• **Task instructions**:
Review the lines that follow and copy each one that contains the word "variable".

• **Data for the task**:
--------------------------------------------------
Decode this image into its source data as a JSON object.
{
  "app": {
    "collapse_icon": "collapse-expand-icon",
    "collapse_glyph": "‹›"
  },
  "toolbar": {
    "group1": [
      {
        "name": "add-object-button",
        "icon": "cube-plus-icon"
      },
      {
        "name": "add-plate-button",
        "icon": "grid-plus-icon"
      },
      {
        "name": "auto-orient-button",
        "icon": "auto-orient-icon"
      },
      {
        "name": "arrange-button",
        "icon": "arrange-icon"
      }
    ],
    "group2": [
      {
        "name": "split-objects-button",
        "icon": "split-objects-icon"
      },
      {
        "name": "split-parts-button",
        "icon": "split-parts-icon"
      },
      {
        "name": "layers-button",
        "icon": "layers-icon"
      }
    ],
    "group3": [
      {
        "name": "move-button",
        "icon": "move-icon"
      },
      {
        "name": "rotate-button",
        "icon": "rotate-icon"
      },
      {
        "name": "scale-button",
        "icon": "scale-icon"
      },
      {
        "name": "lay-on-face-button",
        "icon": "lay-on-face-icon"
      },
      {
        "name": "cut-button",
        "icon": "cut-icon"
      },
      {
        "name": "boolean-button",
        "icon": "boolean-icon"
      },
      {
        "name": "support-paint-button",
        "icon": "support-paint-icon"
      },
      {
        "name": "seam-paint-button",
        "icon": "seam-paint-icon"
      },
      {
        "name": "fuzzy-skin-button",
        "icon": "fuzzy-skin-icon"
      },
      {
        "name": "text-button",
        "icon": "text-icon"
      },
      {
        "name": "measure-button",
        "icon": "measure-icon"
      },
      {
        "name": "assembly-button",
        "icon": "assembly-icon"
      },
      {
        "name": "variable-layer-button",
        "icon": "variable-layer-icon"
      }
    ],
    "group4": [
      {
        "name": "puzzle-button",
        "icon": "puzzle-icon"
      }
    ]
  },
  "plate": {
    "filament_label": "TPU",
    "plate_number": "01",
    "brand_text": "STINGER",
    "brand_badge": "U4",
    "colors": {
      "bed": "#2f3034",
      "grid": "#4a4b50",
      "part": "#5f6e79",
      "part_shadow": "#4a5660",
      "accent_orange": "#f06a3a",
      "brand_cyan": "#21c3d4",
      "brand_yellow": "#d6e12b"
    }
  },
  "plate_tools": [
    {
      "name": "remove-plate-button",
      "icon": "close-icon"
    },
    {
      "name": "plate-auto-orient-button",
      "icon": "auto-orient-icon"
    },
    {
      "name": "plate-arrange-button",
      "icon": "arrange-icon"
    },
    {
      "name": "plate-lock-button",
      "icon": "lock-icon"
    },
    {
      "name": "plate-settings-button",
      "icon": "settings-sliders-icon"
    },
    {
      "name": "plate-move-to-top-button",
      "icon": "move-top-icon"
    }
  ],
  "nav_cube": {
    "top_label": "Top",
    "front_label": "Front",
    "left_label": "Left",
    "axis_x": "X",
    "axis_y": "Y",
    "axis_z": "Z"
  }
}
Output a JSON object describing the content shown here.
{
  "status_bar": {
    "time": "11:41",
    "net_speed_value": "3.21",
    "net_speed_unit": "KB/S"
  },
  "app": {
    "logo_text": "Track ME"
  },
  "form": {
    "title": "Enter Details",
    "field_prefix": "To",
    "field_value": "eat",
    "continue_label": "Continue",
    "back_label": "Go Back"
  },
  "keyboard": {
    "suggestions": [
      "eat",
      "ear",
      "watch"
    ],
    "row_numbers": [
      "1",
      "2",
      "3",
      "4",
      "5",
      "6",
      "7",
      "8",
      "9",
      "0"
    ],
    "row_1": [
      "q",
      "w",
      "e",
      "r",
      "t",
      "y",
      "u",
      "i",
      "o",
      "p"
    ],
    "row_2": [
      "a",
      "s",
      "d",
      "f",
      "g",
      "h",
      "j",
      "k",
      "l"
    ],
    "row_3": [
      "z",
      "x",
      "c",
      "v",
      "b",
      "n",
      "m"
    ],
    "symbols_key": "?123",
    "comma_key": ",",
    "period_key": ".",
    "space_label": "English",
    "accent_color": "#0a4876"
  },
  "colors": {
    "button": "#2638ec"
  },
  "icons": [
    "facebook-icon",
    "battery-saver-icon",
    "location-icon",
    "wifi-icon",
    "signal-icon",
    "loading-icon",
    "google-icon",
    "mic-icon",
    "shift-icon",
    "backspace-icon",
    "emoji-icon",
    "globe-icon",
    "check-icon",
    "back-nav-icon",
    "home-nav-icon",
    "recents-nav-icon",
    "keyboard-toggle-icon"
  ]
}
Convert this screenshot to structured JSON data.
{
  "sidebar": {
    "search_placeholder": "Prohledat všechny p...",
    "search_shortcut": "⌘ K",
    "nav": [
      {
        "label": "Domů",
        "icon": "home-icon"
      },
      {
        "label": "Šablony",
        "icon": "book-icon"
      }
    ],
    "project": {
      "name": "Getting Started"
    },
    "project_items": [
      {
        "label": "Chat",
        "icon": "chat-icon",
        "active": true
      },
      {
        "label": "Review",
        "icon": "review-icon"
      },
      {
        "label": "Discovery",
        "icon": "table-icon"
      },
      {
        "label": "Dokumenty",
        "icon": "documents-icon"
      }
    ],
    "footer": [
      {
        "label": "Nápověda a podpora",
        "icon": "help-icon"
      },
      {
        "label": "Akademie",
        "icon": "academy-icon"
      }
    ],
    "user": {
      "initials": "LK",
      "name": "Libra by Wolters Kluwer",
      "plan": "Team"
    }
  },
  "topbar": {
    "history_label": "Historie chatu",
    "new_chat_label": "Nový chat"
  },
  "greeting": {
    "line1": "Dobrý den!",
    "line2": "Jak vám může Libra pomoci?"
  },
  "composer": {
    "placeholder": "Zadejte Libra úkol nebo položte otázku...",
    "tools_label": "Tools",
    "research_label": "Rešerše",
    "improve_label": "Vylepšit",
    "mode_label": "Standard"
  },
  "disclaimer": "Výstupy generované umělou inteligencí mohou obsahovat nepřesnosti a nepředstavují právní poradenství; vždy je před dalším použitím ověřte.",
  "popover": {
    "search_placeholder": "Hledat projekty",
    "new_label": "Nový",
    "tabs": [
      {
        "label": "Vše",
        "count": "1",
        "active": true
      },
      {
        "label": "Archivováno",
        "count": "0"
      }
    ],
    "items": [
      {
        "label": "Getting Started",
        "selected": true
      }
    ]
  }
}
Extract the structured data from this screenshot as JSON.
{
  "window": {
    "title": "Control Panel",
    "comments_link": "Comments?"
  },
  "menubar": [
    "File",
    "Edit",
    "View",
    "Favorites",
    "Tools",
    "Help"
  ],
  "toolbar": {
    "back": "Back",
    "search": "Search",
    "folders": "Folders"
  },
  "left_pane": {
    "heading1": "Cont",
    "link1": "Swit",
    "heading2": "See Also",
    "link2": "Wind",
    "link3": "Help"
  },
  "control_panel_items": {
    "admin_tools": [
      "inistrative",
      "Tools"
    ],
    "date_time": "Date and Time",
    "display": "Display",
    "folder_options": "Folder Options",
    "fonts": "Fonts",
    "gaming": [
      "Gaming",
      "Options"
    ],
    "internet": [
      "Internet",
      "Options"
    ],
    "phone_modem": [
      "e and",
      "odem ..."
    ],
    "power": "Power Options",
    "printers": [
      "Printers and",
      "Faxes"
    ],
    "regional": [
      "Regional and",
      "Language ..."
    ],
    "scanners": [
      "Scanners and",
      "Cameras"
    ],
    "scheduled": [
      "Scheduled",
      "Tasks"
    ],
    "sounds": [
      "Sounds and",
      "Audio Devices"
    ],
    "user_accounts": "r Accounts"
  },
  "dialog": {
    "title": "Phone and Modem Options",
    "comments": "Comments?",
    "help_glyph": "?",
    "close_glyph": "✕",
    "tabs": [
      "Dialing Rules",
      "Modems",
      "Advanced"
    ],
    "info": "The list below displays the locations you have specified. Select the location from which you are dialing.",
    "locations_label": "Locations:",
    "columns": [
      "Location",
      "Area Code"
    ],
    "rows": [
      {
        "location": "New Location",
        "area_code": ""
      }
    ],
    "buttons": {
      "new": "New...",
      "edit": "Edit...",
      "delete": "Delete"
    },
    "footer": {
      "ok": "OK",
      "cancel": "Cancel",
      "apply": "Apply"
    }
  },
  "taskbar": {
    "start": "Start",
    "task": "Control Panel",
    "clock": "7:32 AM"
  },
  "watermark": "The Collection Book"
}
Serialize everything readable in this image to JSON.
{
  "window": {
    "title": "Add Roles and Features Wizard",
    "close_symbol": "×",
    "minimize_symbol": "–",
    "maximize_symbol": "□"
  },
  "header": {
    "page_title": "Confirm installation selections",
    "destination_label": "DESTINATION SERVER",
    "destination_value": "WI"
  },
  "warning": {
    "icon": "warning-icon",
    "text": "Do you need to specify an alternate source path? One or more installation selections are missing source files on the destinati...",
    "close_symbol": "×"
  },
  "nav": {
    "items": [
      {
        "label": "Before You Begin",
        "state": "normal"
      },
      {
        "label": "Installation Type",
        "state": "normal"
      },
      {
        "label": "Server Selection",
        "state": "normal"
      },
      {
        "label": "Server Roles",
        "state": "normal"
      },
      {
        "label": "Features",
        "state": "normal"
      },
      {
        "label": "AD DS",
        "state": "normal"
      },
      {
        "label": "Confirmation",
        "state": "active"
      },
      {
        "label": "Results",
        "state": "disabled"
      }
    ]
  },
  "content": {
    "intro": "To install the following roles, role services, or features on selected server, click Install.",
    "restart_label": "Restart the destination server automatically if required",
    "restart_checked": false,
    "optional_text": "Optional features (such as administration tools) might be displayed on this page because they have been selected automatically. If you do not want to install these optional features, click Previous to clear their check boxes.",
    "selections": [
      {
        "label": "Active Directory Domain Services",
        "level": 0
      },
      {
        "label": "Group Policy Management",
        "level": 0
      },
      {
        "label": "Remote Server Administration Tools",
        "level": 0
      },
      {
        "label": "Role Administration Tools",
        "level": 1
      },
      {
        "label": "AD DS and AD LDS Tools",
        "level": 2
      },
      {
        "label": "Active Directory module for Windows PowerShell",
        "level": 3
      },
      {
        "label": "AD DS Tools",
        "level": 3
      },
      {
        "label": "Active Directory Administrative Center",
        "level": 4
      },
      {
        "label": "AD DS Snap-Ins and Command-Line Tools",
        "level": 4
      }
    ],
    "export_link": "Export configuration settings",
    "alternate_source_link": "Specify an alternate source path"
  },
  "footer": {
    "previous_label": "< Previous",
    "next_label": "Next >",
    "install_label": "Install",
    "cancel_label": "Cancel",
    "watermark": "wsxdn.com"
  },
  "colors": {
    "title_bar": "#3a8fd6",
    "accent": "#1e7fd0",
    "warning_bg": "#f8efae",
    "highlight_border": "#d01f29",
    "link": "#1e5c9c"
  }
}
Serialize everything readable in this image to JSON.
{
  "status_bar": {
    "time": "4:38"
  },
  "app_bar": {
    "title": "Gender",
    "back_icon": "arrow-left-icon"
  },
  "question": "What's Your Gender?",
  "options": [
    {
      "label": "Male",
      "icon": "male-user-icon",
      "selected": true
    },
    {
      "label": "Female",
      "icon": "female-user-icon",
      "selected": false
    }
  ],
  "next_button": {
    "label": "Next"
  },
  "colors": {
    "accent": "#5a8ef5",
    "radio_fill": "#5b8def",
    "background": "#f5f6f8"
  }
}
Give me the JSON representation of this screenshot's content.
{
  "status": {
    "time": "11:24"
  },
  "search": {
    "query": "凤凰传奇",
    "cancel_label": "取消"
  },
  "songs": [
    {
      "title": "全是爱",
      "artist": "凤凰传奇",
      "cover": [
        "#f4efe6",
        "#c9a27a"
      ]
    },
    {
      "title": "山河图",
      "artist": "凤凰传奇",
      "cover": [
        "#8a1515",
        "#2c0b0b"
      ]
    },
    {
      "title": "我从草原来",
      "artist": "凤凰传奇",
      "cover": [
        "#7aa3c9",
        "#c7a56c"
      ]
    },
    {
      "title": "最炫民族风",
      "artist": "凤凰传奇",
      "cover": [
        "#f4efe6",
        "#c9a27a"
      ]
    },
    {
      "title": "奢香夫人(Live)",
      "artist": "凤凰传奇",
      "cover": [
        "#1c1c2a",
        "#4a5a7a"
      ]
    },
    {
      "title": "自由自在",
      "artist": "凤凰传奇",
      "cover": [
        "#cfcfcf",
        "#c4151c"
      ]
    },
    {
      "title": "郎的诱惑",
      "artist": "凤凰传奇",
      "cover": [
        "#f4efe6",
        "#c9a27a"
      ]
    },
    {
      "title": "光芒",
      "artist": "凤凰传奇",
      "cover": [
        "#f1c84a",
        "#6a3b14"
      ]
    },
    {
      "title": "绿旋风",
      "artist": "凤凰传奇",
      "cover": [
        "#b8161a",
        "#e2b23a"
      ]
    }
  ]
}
--------------------------------------------------
• **Exercise answer**:
        "name": "variable-layer-button",
        "icon": "variable-layer-icon"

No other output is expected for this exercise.